## Your goal
Using the data below, copy each line that includes the word "مسعر".

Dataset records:
════════

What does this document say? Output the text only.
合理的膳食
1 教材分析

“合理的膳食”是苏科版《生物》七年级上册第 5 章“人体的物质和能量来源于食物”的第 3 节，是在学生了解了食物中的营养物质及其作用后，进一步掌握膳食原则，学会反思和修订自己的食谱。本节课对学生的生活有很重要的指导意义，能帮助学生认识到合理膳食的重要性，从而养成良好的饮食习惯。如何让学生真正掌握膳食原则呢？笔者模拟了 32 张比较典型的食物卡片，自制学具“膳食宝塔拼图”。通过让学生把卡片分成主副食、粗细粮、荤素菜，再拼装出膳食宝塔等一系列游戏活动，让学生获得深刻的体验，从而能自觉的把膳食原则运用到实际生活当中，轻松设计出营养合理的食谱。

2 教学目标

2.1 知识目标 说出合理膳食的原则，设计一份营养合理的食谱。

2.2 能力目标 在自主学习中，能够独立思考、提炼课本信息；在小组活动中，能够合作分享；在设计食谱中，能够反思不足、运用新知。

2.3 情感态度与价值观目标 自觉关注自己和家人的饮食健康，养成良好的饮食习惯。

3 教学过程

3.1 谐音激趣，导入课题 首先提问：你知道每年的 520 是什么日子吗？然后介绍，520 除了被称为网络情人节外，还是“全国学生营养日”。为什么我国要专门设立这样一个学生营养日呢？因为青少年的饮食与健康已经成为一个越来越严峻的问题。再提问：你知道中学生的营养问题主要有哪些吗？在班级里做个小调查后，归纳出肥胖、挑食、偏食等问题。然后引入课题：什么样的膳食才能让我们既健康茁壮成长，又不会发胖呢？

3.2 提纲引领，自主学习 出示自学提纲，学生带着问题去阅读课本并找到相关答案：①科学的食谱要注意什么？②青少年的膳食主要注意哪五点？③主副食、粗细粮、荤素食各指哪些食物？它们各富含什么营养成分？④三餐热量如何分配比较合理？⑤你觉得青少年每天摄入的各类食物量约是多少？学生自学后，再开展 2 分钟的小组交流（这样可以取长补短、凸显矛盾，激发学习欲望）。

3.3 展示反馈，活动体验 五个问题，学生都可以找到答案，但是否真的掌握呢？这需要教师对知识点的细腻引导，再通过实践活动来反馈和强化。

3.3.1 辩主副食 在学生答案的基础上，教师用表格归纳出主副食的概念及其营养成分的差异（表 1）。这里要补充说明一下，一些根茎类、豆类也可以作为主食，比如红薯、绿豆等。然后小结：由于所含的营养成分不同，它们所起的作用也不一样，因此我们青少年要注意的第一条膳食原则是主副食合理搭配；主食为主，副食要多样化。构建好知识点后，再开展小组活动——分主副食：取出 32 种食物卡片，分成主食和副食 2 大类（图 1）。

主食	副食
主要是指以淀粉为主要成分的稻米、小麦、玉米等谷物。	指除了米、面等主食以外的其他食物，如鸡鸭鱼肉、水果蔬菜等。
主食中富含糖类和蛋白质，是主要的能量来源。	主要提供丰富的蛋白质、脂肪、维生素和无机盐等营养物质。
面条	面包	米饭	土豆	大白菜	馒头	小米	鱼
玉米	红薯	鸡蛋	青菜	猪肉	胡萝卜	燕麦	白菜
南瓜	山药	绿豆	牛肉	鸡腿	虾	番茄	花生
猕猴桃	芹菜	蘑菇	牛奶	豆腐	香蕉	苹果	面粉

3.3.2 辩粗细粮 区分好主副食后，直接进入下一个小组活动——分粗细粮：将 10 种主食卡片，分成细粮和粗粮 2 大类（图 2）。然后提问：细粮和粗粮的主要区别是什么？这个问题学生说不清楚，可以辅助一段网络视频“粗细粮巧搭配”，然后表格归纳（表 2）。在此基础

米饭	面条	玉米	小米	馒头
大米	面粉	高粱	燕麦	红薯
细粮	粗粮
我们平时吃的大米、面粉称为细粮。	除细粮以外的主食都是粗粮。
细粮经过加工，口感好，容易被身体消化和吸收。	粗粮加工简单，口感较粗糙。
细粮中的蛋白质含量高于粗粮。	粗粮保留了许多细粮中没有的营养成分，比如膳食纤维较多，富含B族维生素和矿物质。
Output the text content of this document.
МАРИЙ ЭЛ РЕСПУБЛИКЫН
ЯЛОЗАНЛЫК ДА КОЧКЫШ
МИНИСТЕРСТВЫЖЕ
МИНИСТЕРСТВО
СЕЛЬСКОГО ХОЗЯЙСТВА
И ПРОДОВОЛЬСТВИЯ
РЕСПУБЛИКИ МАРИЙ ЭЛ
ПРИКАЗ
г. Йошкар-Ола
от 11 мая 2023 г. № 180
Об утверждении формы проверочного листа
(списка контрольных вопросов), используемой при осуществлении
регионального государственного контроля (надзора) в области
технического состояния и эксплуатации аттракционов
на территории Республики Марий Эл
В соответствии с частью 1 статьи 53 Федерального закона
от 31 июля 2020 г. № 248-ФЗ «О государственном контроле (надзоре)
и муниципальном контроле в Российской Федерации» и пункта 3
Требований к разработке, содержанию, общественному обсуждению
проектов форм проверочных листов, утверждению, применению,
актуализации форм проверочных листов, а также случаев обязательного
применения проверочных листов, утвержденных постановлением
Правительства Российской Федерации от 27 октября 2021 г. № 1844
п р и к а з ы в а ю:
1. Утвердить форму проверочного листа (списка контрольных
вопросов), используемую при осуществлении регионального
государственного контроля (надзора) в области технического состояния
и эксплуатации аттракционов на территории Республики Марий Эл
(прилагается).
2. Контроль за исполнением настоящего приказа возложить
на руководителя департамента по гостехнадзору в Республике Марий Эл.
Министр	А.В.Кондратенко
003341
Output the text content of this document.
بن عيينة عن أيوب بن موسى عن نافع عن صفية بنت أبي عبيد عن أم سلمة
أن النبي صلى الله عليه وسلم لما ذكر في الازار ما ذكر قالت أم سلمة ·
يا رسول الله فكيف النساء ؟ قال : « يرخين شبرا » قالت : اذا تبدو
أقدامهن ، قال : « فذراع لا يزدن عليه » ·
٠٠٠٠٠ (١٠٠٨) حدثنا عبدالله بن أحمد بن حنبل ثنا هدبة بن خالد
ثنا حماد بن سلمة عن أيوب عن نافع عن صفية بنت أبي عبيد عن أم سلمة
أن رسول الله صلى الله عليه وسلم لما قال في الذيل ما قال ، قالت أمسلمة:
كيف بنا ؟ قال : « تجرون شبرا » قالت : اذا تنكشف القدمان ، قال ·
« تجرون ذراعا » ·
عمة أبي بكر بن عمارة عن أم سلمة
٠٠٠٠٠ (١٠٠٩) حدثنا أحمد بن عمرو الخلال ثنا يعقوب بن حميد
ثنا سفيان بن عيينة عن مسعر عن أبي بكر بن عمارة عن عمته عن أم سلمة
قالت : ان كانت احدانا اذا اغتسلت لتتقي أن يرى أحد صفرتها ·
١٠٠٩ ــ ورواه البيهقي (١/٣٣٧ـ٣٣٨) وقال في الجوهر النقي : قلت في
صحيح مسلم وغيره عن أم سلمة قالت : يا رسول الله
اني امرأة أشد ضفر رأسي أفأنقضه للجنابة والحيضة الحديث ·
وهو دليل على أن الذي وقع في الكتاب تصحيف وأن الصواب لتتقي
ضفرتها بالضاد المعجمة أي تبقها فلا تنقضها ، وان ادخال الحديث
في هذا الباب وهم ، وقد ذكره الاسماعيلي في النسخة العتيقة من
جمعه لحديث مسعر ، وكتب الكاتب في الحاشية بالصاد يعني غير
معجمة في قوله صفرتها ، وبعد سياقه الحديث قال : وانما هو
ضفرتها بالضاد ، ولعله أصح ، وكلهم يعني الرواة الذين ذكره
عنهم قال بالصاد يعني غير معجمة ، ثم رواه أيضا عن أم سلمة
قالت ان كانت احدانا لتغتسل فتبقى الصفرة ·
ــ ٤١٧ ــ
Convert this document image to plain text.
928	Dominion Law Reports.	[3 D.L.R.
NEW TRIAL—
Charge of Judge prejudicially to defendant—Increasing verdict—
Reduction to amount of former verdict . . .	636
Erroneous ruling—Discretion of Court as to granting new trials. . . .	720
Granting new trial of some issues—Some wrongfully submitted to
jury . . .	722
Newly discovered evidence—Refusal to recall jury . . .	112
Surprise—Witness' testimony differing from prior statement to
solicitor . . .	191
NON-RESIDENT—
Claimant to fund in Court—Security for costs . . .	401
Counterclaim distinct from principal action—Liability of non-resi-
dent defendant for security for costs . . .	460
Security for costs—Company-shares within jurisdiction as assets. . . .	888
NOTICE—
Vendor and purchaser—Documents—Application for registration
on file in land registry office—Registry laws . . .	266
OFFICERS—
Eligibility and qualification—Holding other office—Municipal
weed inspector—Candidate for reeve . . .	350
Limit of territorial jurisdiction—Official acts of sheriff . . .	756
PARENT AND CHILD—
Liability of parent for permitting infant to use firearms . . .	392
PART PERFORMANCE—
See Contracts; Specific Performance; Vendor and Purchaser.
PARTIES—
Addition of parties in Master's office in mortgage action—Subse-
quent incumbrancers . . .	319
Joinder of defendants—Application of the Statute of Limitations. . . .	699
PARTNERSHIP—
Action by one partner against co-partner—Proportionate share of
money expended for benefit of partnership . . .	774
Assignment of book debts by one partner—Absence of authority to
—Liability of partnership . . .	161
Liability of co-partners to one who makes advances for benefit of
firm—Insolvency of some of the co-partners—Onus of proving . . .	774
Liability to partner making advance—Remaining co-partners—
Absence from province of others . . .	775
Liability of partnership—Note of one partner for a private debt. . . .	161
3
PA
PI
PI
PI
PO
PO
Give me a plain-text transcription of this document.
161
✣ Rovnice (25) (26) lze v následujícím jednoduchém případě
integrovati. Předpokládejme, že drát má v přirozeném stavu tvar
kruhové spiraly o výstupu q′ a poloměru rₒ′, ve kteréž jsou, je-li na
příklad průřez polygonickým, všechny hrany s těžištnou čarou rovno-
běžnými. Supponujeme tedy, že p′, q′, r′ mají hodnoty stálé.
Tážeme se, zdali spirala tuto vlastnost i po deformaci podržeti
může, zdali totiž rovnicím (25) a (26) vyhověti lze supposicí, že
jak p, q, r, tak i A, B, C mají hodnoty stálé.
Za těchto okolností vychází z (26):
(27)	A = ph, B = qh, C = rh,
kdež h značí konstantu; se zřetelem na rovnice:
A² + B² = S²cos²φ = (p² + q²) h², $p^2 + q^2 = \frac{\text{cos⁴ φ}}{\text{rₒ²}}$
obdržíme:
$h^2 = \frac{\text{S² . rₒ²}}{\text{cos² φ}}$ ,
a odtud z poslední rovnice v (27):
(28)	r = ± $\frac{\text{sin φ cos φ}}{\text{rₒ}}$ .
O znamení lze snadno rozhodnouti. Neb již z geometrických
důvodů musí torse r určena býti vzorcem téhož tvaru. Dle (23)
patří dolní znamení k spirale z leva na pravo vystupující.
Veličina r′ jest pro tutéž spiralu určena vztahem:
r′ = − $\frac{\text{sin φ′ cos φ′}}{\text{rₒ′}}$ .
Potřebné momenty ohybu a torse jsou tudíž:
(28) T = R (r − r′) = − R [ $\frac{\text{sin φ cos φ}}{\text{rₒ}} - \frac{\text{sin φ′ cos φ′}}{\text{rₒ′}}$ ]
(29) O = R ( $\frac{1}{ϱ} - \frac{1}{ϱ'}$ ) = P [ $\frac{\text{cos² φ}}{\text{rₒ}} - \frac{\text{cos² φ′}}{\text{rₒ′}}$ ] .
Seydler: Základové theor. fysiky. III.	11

════════

## Written answer
ثنا سفيان بن عيينة عن مسعر عن أبي بكر بن عمارة عن عمته عن أم سلمة
جمعه لحديث مسعر ، وكتب الكاتب في الحاشية بالصاد يعني غير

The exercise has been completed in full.